--- Start of Entries supplied ---

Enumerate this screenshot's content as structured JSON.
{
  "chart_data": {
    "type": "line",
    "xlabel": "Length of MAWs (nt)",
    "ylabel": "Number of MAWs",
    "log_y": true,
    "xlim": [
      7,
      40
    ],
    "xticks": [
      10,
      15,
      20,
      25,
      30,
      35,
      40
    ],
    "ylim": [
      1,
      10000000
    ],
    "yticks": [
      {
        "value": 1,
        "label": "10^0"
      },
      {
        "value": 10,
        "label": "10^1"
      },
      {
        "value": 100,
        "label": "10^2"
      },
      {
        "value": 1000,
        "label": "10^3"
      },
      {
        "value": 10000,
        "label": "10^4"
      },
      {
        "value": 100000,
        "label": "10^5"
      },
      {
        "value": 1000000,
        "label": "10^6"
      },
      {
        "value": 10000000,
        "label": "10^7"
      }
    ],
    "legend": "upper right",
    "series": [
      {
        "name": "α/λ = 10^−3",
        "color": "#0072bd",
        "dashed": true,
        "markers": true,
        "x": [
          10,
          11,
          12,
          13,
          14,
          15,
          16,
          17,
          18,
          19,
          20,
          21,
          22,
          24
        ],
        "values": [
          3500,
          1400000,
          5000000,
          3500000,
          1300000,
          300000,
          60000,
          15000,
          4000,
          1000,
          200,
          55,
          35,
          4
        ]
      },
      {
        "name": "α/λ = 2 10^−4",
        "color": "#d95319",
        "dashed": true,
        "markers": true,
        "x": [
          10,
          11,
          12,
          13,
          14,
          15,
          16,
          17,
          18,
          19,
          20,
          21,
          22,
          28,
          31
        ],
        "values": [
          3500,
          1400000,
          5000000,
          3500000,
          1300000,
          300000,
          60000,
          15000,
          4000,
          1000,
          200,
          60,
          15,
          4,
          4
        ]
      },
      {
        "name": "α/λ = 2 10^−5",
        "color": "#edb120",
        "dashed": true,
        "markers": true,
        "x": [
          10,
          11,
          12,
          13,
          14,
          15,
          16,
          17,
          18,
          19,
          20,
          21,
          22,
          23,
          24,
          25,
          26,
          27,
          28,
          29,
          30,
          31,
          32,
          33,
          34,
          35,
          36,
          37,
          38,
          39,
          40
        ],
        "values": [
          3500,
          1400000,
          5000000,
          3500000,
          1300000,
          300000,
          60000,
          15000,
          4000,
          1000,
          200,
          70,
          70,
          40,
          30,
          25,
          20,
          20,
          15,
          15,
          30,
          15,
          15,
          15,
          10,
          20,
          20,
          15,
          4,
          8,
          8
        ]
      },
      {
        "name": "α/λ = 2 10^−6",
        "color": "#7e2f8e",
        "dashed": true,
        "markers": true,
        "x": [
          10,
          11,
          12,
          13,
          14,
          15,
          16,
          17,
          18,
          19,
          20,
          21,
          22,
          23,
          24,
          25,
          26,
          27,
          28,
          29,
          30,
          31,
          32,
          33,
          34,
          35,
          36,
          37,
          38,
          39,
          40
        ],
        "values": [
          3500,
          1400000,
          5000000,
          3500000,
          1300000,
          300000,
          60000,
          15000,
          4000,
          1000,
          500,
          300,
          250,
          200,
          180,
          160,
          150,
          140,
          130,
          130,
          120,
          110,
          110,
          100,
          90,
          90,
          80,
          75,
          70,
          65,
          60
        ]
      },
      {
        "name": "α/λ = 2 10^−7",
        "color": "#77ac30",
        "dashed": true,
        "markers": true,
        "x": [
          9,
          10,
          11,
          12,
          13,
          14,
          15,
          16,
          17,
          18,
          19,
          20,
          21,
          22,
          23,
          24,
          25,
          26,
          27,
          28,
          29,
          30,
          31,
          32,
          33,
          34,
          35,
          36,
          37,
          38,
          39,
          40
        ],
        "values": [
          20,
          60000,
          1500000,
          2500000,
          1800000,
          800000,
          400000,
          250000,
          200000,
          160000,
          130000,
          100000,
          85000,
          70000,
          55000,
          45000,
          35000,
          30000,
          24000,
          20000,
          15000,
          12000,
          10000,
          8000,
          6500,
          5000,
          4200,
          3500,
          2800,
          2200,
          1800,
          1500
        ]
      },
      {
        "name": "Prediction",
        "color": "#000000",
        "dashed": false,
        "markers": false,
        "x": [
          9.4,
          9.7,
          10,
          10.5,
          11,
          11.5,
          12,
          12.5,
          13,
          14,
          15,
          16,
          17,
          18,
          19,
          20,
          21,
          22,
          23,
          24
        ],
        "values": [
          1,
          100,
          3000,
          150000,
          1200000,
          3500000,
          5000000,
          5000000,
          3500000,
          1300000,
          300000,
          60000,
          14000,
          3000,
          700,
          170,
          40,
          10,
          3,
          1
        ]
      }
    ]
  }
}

--- End of Entries supplied ---
--- Start of Entries supplied ---

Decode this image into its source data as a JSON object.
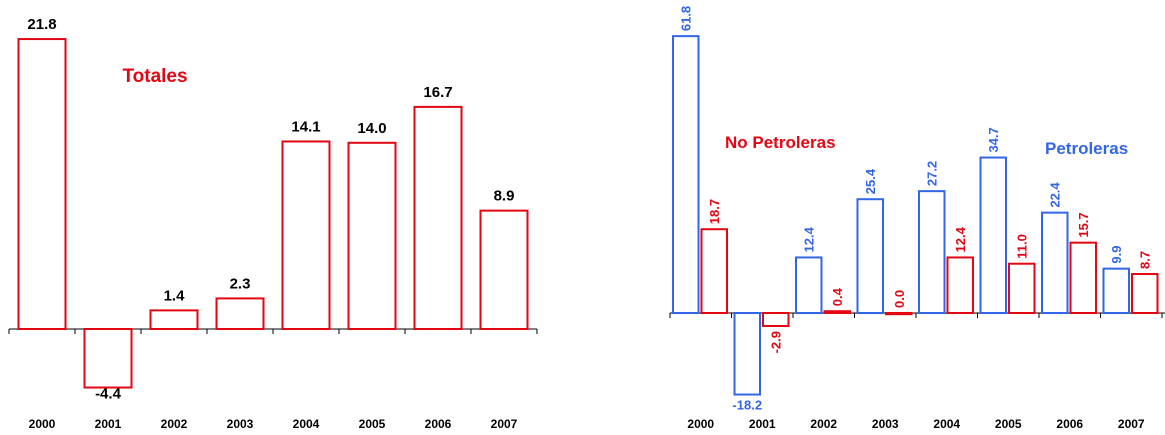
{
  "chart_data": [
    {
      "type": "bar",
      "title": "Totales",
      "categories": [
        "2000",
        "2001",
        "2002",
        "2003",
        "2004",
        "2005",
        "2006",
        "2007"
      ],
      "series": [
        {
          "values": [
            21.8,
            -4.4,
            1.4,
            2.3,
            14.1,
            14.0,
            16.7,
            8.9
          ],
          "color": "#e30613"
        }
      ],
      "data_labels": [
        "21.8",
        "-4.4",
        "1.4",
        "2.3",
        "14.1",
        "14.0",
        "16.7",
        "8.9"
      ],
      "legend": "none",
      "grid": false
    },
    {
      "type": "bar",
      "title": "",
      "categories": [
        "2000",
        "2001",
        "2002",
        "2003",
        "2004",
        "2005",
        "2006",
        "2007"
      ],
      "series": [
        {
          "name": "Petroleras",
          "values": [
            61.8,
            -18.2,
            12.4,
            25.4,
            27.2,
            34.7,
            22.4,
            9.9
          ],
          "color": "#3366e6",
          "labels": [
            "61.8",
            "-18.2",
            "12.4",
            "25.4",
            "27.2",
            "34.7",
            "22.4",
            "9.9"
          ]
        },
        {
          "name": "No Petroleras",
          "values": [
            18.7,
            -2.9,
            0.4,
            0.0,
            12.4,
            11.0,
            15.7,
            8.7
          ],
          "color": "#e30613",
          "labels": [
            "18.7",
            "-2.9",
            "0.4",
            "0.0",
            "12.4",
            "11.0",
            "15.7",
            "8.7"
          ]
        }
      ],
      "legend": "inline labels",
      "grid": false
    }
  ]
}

--- End of Entries supplied ---

# The request
From the records above, copy every line that holds the word "legend".

# Exercise answer
    "legend": "upper right",
      "legend": "none",
      "legend": "inline labels",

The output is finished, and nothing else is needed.